WHAT IS REQUIRED:
Leave out the pictures and copy everything else below exactly.

THE INPUT:
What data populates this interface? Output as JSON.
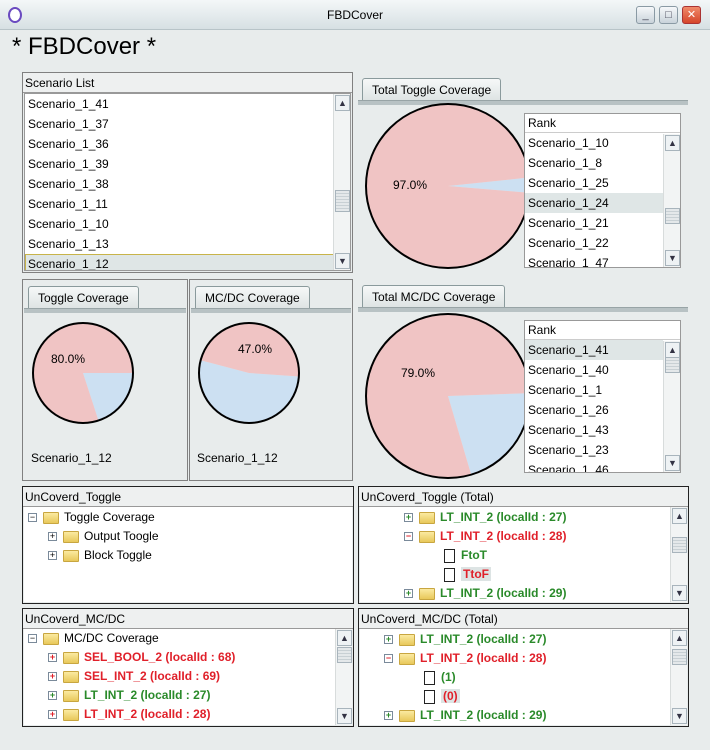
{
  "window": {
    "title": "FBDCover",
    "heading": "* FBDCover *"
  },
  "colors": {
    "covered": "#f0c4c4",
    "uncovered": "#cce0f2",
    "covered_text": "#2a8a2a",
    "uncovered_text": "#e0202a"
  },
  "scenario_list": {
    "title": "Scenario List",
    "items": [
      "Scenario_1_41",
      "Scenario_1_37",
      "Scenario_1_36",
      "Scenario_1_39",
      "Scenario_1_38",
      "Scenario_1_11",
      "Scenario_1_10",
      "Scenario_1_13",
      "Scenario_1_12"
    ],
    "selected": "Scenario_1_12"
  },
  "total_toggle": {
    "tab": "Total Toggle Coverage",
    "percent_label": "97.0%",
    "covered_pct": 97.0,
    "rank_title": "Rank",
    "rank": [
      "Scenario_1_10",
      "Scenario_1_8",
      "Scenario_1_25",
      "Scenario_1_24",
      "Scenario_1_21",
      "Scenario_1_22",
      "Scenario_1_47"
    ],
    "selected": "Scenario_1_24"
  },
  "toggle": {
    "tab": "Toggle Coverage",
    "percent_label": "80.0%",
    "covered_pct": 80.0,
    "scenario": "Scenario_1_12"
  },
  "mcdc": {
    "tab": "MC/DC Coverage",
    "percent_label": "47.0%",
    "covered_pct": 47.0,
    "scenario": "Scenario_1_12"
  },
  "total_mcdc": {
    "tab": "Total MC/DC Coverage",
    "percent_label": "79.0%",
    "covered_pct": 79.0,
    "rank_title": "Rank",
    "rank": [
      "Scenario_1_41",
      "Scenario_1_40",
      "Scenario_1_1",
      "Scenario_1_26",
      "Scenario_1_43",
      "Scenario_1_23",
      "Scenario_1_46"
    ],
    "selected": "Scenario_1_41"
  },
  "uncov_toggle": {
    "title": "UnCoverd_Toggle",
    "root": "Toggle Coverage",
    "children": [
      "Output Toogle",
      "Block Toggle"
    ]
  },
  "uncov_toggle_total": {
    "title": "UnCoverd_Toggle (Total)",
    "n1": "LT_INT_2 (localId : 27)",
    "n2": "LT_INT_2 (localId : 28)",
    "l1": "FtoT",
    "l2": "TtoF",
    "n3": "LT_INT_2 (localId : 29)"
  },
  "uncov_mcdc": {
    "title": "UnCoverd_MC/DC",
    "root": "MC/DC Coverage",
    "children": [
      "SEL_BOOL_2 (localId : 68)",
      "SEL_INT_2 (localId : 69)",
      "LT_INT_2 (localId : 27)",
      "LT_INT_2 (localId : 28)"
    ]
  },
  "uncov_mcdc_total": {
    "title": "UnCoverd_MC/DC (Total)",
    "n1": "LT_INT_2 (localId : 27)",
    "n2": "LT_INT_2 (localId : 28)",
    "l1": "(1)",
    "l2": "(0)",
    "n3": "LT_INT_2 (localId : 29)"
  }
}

SOLVED PROBLEM:
What data populates this interface? Output as JSON.
{
  "window": {
    "title": "FBDCover",
    "heading": "* FBDCover *"
  },
  "colors": {
    "covered": "#f0c4c4",
    "uncovered": "#cce0f2",
    "covered_text": "#2a8a2a",
    "uncovered_text": "#e0202a"
  },
  "scenario_list": {
    "title": "Scenario List",
    "items": [
      "Scenario_1_41",
      "Scenario_1_37",
      "Scenario_1_36",
      "Scenario_1_39",
      "Scenario_1_38",
      "Scenario_1_11",
      "Scenario_1_10",
      "Scenario_1_13",
      "Scenario_1_12"
    ],
    "selected": "Scenario_1_12"
  },
  "total_toggle": {
    "tab": "Total Toggle Coverage",
    "percent_label": "97.0%",
    "covered_pct": 97.0,
    "rank_title": "Rank",
    "rank": [
      "Scenario_1_10",
      "Scenario_1_8",
      "Scenario_1_25",
      "Scenario_1_24",
      "Scenario_1_21",
      "Scenario_1_22",
      "Scenario_1_47"
    ],
    "selected": "Scenario_1_24"
  },
  "toggle": {
    "tab": "Toggle Coverage",
    "percent_label": "80.0%",
    "covered_pct": 80.0,
    "scenario": "Scenario_1_12"
  },
  "mcdc": {
    "tab": "MC/DC Coverage",
    "percent_label": "47.0%",
    "covered_pct": 47.0,
    "scenario": "Scenario_1_12"
  },
  "total_mcdc": {
    "tab": "Total MC/DC Coverage",
    "percent_label": "79.0%",
    "covered_pct": 79.0,
    "rank_title": "Rank",
    "rank": [
      "Scenario_1_41",
      "Scenario_1_40",
      "Scenario_1_1",
      "Scenario_1_26",
      "Scenario_1_43",
      "Scenario_1_23",
      "Scenario_1_46"
    ],
    "selected": "Scenario_1_41"
  },
  "uncov_toggle": {
    "title": "UnCoverd_Toggle",
    "root": "Toggle Coverage",
    "children": [
      "Output Toogle",
      "Block Toggle"
    ]
  },
  "uncov_toggle_total": {
    "title": "UnCoverd_Toggle (Total)",
    "n1": "LT_INT_2 (localId : 27)",
    "n2": "LT_INT_2 (localId : 28)",
    "l1": "FtoT",
    "l2": "TtoF",
    "n3": "LT_INT_2 (localId : 29)"
  },
  "uncov_mcdc": {
    "title": "UnCoverd_MC/DC",
    "root": "MC/DC Coverage",
    "children": [
      "SEL_BOOL_2 (localId : 68)",
      "SEL_INT_2 (localId : 69)",
      "LT_INT_2 (localId : 27)",
      "LT_INT_2 (localId : 28)"
    ]
  },
  "uncov_mcdc_total": {
    "title": "UnCoverd_MC/DC (Total)",
    "n1": "LT_INT_2 (localId : 27)",
    "n2": "LT_INT_2 (localId : 28)",
    "l1": "(1)",
    "l2": "(0)",
    "n3": "LT_INT_2 (localId : 29)"
  }
}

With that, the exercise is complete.